/---

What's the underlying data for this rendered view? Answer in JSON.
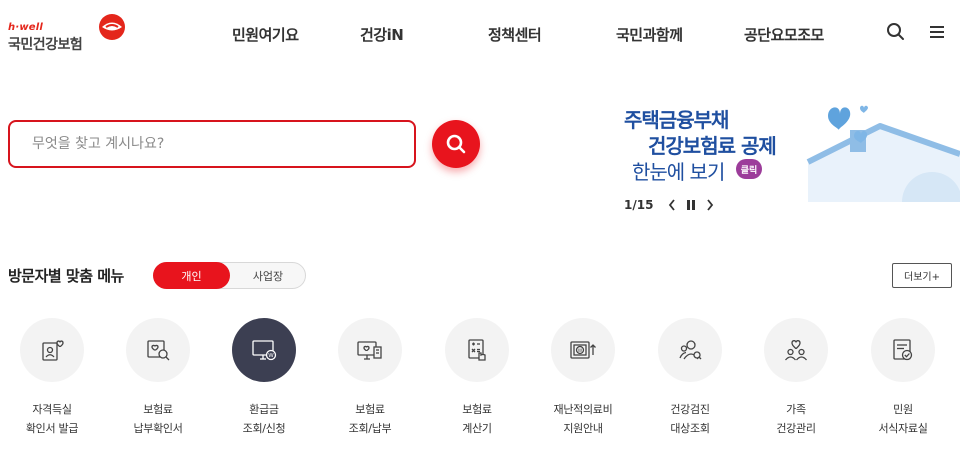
{
  "header": {
    "logo_small": "h·well",
    "logo_name": "국민건강보험",
    "nav": [
      "민원여기요",
      "건강iN",
      "정책센터",
      "국민과함께",
      "공단요모조모"
    ]
  },
  "search": {
    "placeholder": "무엇을 찾고 계시나요?"
  },
  "banner": {
    "line1": "주택금융부채",
    "line2": "건강보험료 공제",
    "line3": "한눈에 보기",
    "click_badge": "클릭",
    "pager": "1/15"
  },
  "section": {
    "title": "방문자별 맞춤 메뉴",
    "toggle_on": "개인",
    "toggle_off": "사업장",
    "more": "더보기+"
  },
  "quick_menu": [
    {
      "label": "자격득실\n확인서 발급",
      "icon": "person-card-icon"
    },
    {
      "label": "보험료\n납부확인서",
      "icon": "document-search-icon"
    },
    {
      "label": "환급금\n조회/신청",
      "icon": "monitor-won-icon"
    },
    {
      "label": "보험료\n조회/납부",
      "icon": "monitor-receipt-icon"
    },
    {
      "label": "보험료\n계산기",
      "icon": "calculator-icon"
    },
    {
      "label": "재난적의료비\n지원안내",
      "icon": "won-support-icon"
    },
    {
      "label": "건강검진\n대상조회",
      "icon": "people-search-icon"
    },
    {
      "label": "가족\n건강관리",
      "icon": "family-heart-icon"
    },
    {
      "label": "민원\n서식자료실",
      "icon": "form-check-icon"
    }
  ],
  "colors": {
    "brand_red": "#e8141d",
    "banner_blue": "#1f4fa0",
    "active_icon_bg": "#3c3f52"
  }
}
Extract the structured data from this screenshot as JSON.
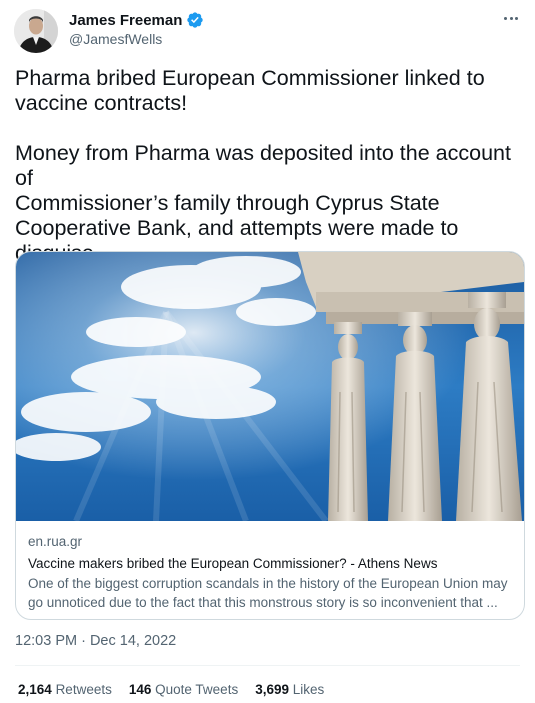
{
  "author": {
    "display_name": "James Freeman",
    "handle": "@JamesfWells",
    "verified_icon": "verified-badge-icon",
    "badge_color": "#1d9bf0"
  },
  "tweet": {
    "text": "Pharma bribed European Commissioner linked to\nvaccine contracts!\n\nMoney from Pharma was deposited into the account of\nCommissioner’s family through Cyprus State\nCooperative Bank, and attempts were made to disguise\nthe transfer as a loan",
    "timestamp": "12:03 PM · Dec 14, 2022"
  },
  "link_card": {
    "domain": "en.rua.gr",
    "title": "Vaccine makers bribed the European Commissioner? - Athens News",
    "description": "One of the biggest corruption scandals in the history of the European Union may go unnoticed due to the fact that this monstrous story is so inconvenient that ..."
  },
  "stats": {
    "retweets_count": "2,164",
    "retweets_label": "Retweets",
    "quotes_count": "146",
    "quotes_label": "Quote Tweets",
    "likes_count": "3,699",
    "likes_label": "Likes"
  },
  "colors": {
    "text_primary": "#0f1419",
    "text_secondary": "#536471",
    "border": "#cfd9de"
  }
}
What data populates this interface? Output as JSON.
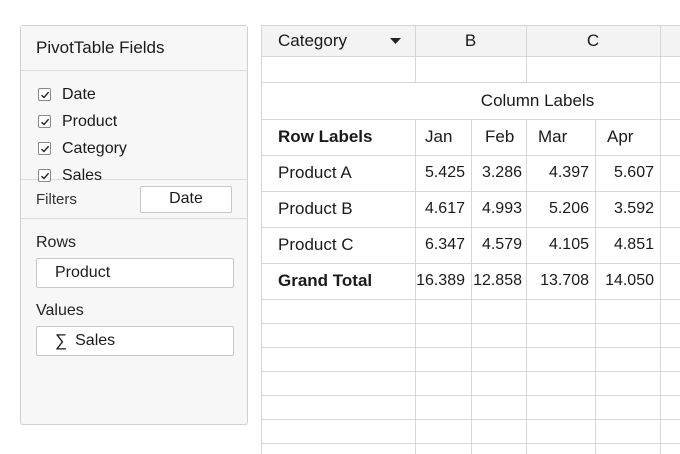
{
  "panel": {
    "title": "PivotTable Fields",
    "fields": [
      {
        "label": "Date",
        "checked": true
      },
      {
        "label": "Product",
        "checked": true
      },
      {
        "label": "Category",
        "checked": true
      },
      {
        "label": "Sales",
        "checked": true
      }
    ],
    "filters_label": "Filters",
    "filters_value": "Date",
    "rows_label": "Rows",
    "rows_value": "Product",
    "values_label": "Values",
    "values_icon": "sigma-icon",
    "values_value": "Sales"
  },
  "sheet": {
    "header_row": {
      "a": "Category",
      "b": "B",
      "c": "C"
    },
    "column_labels": "Column Labels",
    "row_labels_header": "Row Labels",
    "months": [
      "Jan",
      "Feb",
      "Mar",
      "Apr"
    ],
    "rows": [
      {
        "label": "Product A",
        "values": [
          "5.425",
          "3.286",
          "4.397",
          "5.607"
        ]
      },
      {
        "label": "Product B",
        "values": [
          "4.617",
          "4.993",
          "5.206",
          "3.592"
        ]
      },
      {
        "label": "Product C",
        "values": [
          "6.347",
          "4.579",
          "4.105",
          "4.851"
        ]
      }
    ],
    "grand_total": {
      "label": "Grand Total",
      "values": [
        "16.389",
        "12.858",
        "13.708",
        "14.050"
      ]
    }
  },
  "colors": {
    "border": "#d6d6d6",
    "panel_bg": "#f7f7f7",
    "header_bg": "#f3f3f3"
  }
}
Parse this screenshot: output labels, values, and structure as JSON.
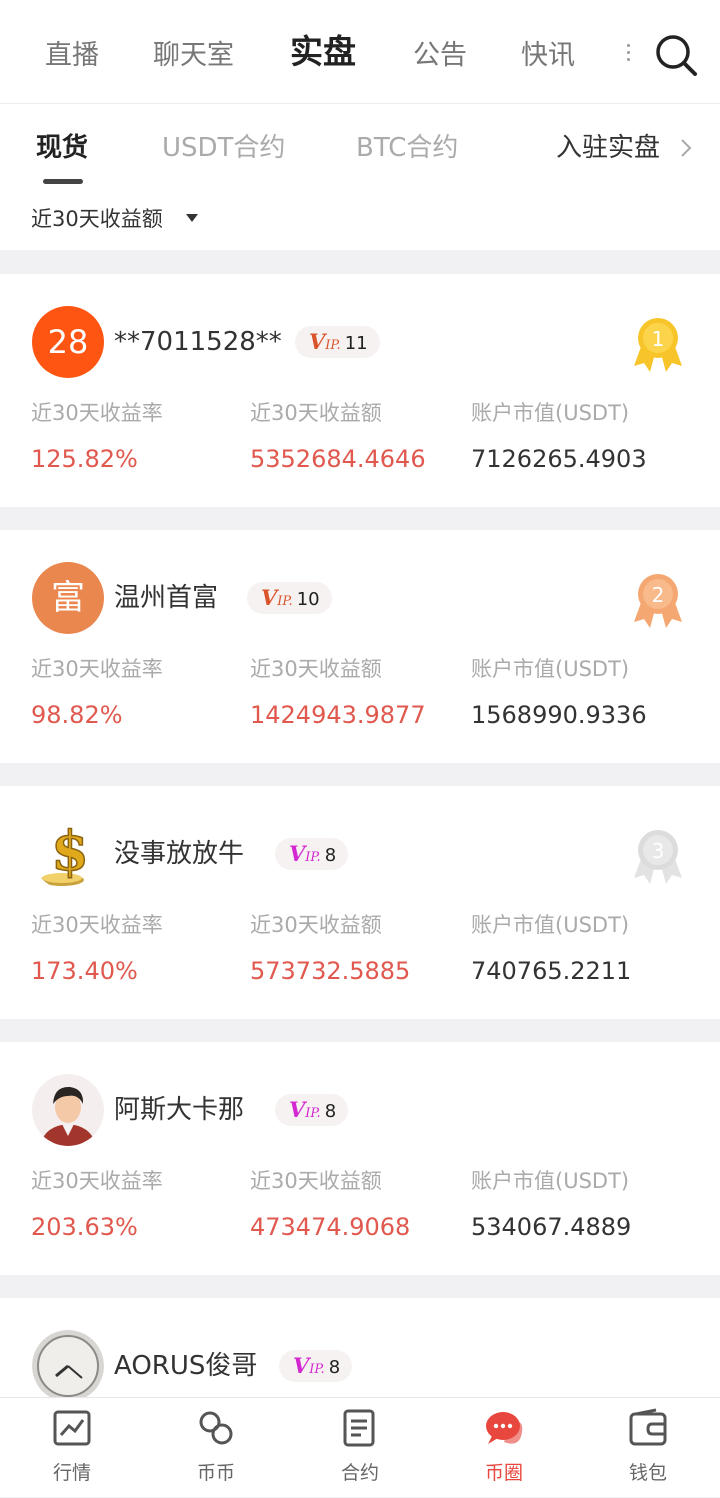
{
  "top_tabs": [
    "直播",
    "聊天室",
    "实盘",
    "公告",
    "快讯"
  ],
  "sub_tabs": [
    "现货",
    "USDT合约",
    "BTC合约"
  ],
  "join_label": "入驻实盘",
  "filter_label": "近30天收益额",
  "labels": {
    "rate": "近30天收益率",
    "amount": "近30天收益额",
    "market": "账户市值(USDT)"
  },
  "vip_prefix": "V",
  "vip_suffix": "IP.",
  "traders": [
    {
      "avatar_text": "28",
      "name": "**7011528**",
      "vip": "11",
      "rank": "1",
      "rate": "125.82%",
      "amount": "5352684.4646",
      "market": "7126265.4903"
    },
    {
      "avatar_text": "富",
      "name": "温州首富",
      "vip": "10",
      "rank": "2",
      "rate": "98.82%",
      "amount": "1424943.9877",
      "market": "1568990.9336"
    },
    {
      "name": "没事放放牛",
      "vip": "8",
      "rank": "3",
      "rate": "173.40%",
      "amount": "573732.5885",
      "market": "740765.2211"
    },
    {
      "name": "阿斯大卡那",
      "vip": "8",
      "rate": "203.63%",
      "amount": "473474.9068",
      "market": "534067.4889"
    },
    {
      "name": "AORUS俊哥",
      "vip": "8"
    }
  ],
  "bottom_tabs": [
    "行情",
    "币币",
    "合约",
    "币圈",
    "钱包"
  ],
  "colors": {
    "accent": "#e8473d",
    "profit": "#e0584e",
    "gold": "#f7c52a",
    "bronze": "#f4a770",
    "silver": "#dcdcdc"
  },
  "icons": [
    "search-icon",
    "chevron-right-icon",
    "caret-down-icon",
    "medal-icon",
    "chart-icon",
    "exchange-icon",
    "contract-icon",
    "chat-icon",
    "wallet-icon"
  ]
}
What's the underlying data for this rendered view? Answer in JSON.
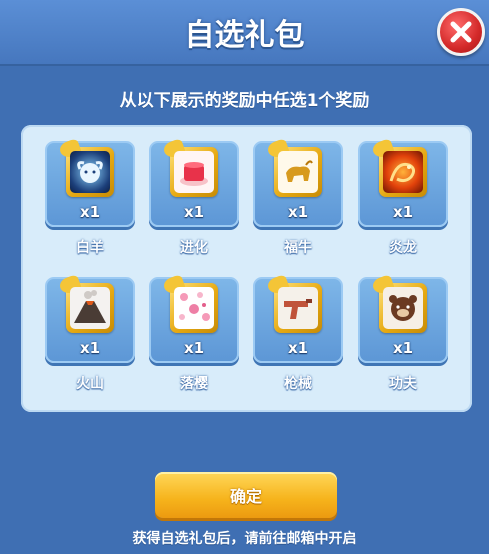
{
  "dialog": {
    "title": "自选礼包",
    "subtitle": "从以下展示的奖励中任选1个奖励",
    "confirm_label": "确定",
    "footer_note": "获得自选礼包后，请前往邮箱中开启"
  },
  "rewards": [
    {
      "name": "白羊",
      "qty": "x1",
      "icon": "aries-icon"
    },
    {
      "name": "进化",
      "qty": "x1",
      "icon": "evolve-cake-icon"
    },
    {
      "name": "福牛",
      "qty": "x1",
      "icon": "lucky-ox-icon"
    },
    {
      "name": "炎龙",
      "qty": "x1",
      "icon": "flame-dragon-icon"
    },
    {
      "name": "火山",
      "qty": "x1",
      "icon": "volcano-icon"
    },
    {
      "name": "落樱",
      "qty": "x1",
      "icon": "cherry-blossom-icon"
    },
    {
      "name": "枪械",
      "qty": "x1",
      "icon": "pistol-icon"
    },
    {
      "name": "功夫",
      "qty": "x1",
      "icon": "kungfu-bear-icon"
    }
  ],
  "colors": {
    "background": "#3f6fb3",
    "panel": "#d8ecfa",
    "confirm_button": "#f6b31b",
    "close_button": "#d32929"
  }
}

\---

WRITTEN INSTRUCTION —
Report how many lines of the listing above include the word "data". Say nothing but the number.

THE COMPLETED TASK —
4